**Do this**: Copy every line of these records word for word, with nothing changed.

**Data shown**:

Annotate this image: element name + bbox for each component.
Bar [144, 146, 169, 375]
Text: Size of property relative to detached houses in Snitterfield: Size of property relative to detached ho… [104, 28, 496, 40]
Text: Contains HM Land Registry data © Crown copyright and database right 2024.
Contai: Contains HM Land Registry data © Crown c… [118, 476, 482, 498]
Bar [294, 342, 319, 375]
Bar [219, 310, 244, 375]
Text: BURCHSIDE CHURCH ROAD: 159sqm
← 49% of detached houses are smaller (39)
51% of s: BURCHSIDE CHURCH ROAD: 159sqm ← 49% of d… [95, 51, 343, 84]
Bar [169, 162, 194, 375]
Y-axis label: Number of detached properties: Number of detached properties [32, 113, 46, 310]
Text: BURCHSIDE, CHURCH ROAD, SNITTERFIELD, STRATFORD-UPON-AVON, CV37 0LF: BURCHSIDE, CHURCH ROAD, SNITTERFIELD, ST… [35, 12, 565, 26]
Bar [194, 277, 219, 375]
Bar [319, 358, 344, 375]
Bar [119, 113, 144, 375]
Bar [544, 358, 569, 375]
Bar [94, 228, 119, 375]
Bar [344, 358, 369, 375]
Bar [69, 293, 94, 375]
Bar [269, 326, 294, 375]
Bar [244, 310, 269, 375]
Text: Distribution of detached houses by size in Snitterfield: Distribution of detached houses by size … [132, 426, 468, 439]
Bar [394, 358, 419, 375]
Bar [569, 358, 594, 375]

**Answer to the exercise**:
Annotate this image: element name + bbox for each component.
Bar [144, 146, 169, 375]
Text: Size of property relative to detached houses in Snitterfield: Size of property relative to detached ho… [104, 28, 496, 40]
Text: Contains HM Land Registry data © Crown copyright and database right 2024.
Contai: Contains HM Land Registry data © Crown c… [118, 476, 482, 498]
Bar [294, 342, 319, 375]
Bar [219, 310, 244, 375]
Text: BURCHSIDE CHURCH ROAD: 159sqm
← 49% of detached houses are smaller (39)
51% of s: BURCHSIDE CHURCH ROAD: 159sqm ← 49% of d… [95, 51, 343, 84]
Bar [169, 162, 194, 375]
Y-axis label: Number of detached properties: Number of detached properties [32, 113, 46, 310]
Text: BURCHSIDE, CHURCH ROAD, SNITTERFIELD, STRATFORD-UPON-AVON, CV37 0LF: BURCHSIDE, CHURCH ROAD, SNITTERFIELD, ST… [35, 12, 565, 26]
Bar [194, 277, 219, 375]
Bar [319, 358, 344, 375]
Bar [119, 113, 144, 375]
Bar [544, 358, 569, 375]
Bar [94, 228, 119, 375]
Bar [344, 358, 369, 375]
Bar [69, 293, 94, 375]
Bar [269, 326, 294, 375]
Bar [244, 310, 269, 375]
Text: Distribution of detached houses by size in Snitterfield: Distribution of detached houses by size … [132, 426, 468, 439]
Bar [394, 358, 419, 375]
Bar [569, 358, 594, 375]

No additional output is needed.